Directions: Copy every line of the listing that holds the string "Average".

Dataset entries on figures
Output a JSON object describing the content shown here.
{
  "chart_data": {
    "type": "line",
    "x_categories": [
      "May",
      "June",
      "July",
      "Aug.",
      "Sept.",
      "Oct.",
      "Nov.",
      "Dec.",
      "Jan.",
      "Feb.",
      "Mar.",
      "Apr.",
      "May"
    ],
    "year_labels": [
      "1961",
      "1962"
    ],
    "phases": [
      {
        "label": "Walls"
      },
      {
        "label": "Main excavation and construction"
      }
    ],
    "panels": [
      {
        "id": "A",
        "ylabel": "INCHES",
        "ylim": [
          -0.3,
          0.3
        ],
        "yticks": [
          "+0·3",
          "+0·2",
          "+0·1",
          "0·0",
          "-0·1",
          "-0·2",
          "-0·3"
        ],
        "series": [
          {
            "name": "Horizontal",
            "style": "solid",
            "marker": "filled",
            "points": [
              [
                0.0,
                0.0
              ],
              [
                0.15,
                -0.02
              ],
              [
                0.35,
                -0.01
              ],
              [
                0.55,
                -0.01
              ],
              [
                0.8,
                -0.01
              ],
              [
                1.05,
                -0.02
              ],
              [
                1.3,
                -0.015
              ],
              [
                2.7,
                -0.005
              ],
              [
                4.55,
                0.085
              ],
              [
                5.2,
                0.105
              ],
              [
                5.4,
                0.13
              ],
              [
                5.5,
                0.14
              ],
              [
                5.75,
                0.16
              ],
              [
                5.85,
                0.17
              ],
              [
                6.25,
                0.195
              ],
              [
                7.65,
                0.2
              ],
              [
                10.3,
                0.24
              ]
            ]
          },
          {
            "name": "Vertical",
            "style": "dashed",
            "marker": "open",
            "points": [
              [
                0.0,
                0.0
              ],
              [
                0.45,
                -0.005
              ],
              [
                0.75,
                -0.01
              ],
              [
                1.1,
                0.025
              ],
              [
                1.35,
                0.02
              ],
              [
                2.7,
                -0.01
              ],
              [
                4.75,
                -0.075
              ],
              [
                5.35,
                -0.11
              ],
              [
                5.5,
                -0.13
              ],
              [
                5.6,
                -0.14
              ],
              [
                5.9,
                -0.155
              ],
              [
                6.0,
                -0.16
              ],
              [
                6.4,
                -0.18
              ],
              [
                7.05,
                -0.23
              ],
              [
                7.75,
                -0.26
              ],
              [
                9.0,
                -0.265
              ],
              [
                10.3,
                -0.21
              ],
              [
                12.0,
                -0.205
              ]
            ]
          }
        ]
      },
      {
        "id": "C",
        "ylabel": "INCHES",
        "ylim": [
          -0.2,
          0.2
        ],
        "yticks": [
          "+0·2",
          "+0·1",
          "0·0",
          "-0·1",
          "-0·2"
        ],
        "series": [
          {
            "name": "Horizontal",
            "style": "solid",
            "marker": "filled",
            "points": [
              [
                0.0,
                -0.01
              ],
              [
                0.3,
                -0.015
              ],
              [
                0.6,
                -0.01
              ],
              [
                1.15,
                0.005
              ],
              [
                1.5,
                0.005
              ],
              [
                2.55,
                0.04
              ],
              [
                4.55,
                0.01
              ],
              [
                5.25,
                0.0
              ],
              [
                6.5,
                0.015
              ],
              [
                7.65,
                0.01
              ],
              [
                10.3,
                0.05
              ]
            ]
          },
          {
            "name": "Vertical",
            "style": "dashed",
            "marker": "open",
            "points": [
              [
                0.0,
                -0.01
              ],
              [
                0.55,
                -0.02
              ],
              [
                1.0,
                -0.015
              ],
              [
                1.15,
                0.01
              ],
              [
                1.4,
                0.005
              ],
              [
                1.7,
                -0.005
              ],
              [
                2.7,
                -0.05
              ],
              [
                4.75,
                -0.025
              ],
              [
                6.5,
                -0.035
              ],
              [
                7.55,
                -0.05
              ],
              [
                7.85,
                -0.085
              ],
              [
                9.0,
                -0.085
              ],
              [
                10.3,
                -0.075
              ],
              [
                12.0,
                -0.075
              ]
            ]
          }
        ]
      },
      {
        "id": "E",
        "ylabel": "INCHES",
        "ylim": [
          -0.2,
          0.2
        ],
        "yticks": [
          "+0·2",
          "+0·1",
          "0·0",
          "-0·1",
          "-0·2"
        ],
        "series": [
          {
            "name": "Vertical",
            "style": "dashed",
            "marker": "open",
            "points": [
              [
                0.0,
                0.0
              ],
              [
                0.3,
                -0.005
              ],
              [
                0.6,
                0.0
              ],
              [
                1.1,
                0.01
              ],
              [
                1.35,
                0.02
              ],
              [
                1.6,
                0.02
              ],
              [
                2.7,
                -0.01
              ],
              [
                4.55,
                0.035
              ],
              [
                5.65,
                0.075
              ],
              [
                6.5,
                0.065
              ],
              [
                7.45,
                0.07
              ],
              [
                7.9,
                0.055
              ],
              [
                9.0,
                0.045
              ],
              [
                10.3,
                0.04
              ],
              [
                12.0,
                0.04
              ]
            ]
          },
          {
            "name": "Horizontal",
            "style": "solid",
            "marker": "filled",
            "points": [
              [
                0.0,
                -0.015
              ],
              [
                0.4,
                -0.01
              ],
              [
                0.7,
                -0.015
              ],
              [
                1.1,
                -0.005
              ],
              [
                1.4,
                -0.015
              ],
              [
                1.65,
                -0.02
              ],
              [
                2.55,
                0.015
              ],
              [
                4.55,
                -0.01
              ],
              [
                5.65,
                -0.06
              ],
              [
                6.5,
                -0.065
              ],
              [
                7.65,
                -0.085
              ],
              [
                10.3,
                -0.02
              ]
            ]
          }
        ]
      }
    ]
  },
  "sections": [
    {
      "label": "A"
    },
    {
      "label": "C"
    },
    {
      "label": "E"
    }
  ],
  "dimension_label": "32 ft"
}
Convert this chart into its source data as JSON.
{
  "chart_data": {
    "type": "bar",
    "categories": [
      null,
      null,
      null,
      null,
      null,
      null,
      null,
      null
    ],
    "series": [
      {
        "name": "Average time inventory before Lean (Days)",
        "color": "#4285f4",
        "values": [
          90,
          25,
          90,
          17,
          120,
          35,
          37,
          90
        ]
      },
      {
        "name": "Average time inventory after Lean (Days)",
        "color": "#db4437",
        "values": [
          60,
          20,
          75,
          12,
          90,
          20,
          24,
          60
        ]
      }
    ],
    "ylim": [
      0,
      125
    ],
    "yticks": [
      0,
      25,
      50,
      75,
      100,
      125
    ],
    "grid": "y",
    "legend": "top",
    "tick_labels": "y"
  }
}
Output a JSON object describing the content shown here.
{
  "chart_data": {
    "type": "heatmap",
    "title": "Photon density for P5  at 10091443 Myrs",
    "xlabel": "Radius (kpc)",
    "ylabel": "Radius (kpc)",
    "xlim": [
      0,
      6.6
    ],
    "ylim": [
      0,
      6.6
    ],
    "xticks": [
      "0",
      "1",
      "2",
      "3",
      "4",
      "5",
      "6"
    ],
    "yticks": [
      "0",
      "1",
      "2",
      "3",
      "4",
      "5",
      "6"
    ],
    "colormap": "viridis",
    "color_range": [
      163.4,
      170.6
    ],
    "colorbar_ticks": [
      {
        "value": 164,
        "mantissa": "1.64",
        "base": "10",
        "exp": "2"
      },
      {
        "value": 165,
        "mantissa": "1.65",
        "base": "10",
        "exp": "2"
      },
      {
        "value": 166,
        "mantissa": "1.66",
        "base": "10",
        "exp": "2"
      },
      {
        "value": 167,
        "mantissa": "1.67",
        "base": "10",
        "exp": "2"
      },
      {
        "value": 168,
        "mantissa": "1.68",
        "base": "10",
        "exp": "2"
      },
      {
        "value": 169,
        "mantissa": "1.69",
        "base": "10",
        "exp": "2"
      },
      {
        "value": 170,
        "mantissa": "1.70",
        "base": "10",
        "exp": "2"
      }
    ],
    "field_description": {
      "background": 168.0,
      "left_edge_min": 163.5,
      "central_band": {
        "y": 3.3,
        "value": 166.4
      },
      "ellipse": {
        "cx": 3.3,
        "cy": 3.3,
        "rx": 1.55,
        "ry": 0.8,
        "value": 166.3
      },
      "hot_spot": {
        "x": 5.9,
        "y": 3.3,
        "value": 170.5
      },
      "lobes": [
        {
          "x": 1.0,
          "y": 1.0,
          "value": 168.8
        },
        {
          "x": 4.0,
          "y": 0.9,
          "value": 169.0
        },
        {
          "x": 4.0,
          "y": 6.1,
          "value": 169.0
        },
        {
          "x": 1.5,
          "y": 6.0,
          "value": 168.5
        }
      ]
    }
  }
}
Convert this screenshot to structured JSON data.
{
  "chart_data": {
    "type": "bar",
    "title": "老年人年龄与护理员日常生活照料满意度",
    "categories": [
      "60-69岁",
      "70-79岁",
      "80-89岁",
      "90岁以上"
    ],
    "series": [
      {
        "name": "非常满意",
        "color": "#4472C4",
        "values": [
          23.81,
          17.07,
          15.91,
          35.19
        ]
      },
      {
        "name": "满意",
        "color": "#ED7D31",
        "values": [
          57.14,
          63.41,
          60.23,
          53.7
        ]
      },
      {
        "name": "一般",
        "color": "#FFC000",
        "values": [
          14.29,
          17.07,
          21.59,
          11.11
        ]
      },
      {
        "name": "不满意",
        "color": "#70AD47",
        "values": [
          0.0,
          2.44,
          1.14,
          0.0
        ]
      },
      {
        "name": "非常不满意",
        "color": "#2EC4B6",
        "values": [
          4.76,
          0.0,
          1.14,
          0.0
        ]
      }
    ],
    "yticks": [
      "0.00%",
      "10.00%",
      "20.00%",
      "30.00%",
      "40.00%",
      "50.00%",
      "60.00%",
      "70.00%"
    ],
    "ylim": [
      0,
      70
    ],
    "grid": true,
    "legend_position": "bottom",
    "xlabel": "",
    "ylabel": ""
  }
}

Output of the task:
        "name": "Average time inventory before Lean (Days)",
        "name": "Average time inventory after Lean (Days)",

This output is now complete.